CHALLENGE
Type out the material below exactly.

MATERIAL FOR THIS EXERCISE
• • • •
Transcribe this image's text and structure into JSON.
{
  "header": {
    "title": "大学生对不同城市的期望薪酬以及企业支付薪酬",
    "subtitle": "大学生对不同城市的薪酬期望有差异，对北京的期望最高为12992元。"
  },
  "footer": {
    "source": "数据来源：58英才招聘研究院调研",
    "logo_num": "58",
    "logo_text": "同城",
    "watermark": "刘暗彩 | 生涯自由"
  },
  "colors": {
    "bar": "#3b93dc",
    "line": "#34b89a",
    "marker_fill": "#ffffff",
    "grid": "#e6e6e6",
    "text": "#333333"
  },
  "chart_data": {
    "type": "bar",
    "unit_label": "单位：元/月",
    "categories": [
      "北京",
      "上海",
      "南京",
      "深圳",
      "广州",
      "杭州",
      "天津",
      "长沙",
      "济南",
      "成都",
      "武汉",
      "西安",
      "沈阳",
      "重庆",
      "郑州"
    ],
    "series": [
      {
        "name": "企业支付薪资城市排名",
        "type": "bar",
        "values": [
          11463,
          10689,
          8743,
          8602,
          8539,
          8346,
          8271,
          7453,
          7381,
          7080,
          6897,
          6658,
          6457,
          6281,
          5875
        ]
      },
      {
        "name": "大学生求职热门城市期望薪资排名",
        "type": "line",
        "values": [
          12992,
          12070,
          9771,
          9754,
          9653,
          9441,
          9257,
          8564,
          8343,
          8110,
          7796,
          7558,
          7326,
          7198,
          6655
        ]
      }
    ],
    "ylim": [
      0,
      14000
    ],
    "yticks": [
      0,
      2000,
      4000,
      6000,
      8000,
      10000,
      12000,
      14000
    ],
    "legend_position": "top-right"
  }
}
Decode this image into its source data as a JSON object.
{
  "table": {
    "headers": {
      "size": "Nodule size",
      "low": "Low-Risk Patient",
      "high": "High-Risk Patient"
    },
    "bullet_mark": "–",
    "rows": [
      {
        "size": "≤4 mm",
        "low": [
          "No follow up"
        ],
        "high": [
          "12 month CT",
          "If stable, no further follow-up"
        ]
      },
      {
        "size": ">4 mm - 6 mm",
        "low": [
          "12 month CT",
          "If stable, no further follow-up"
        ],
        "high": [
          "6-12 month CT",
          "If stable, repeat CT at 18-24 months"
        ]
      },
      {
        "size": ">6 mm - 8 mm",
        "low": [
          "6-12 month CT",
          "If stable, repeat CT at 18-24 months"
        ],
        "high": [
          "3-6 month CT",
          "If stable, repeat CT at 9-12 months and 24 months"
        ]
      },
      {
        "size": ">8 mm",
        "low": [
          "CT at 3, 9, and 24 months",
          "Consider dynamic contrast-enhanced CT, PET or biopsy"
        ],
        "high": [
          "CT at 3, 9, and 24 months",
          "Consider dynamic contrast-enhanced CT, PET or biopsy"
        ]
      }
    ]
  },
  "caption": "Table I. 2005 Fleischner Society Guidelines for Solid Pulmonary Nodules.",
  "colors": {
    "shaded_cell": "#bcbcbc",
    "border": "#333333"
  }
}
• • • •
TASK RESPONSE
Transcribe this image's text and structure into JSON.
{
  "header": {
    "title": "大学生对不同城市的期望薪酬以及企业支付薪酬",
    "subtitle": "大学生对不同城市的薪酬期望有差异，对北京的期望最高为12992元。"
  },
  "footer": {
    "source": "数据来源：58英才招聘研究院调研",
    "logo_num": "58",
    "logo_text": "同城",
    "watermark": "刘暗彩 | 生涯自由"
  },
  "colors": {
    "bar": "#3b93dc",
    "line": "#34b89a",
    "marker_fill": "#ffffff",
    "grid": "#e6e6e6",
    "text": "#333333"
  },
  "chart_data": {
    "type": "bar",
    "unit_label": "单位：元/月",
    "categories": [
      "北京",
      "上海",
      "南京",
      "深圳",
      "广州",
      "杭州",
      "天津",
      "长沙",
      "济南",
      "成都",
      "武汉",
      "西安",
      "沈阳",
      "重庆",
      "郑州"
    ],
    "series": [
      {
        "name": "企业支付薪资城市排名",
        "type": "bar",
        "values": [
          11463,
          10689,
          8743,
          8602,
          8539,
          8346,
          8271,
          7453,
          7381,
          7080,
          6897,
          6658,
          6457,
          6281,
          5875
        ]
      },
      {
        "name": "大学生求职热门城市期望薪资排名",
        "type": "line",
        "values": [
          12992,
          12070,
          9771,
          9754,
          9653,
          9441,
          9257,
          8564,
          8343,
          8110,
          7796,
          7558,
          7326,
          7198,
          6655
        ]
      }
    ],
    "ylim": [
      0,
      14000
    ],
    "yticks": [
      0,
      2000,
      4000,
      6000,
      8000,
      10000,
      12000,
      14000
    ],
    "legend_position": "top-right"
  }
}
Decode this image into its source data as a JSON object.
{
  "table": {
    "headers": {
      "size": "Nodule size",
      "low": "Low-Risk Patient",
      "high": "High-Risk Patient"
    },
    "bullet_mark": "–",
    "rows": [
      {
        "size": "≤4 mm",
        "low": [
          "No follow up"
        ],
        "high": [
          "12 month CT",
          "If stable, no further follow-up"
        ]
      },
      {
        "size": ">4 mm - 6 mm",
        "low": [
          "12 month CT",
          "If stable, no further follow-up"
        ],
        "high": [
          "6-12 month CT",
          "If stable, repeat CT at 18-24 months"
        ]
      },
      {
        "size": ">6 mm - 8 mm",
        "low": [
          "6-12 month CT",
          "If stable, repeat CT at 18-24 months"
        ],
        "high": [
          "3-6 month CT",
          "If stable, repeat CT at 9-12 months and 24 months"
        ]
      },
      {
        "size": ">8 mm",
        "low": [
          "CT at 3, 9, and 24 months",
          "Consider dynamic contrast-enhanced CT, PET or biopsy"
        ],
        "high": [
          "CT at 3, 9, and 24 months",
          "Consider dynamic contrast-enhanced CT, PET or biopsy"
        ]
      }
    ]
  },
  "caption": "Table I. 2005 Fleischner Society Guidelines for Solid Pulmonary Nodules.",
  "colors": {
    "shaded_cell": "#bcbcbc",
    "border": "#333333"
  }
}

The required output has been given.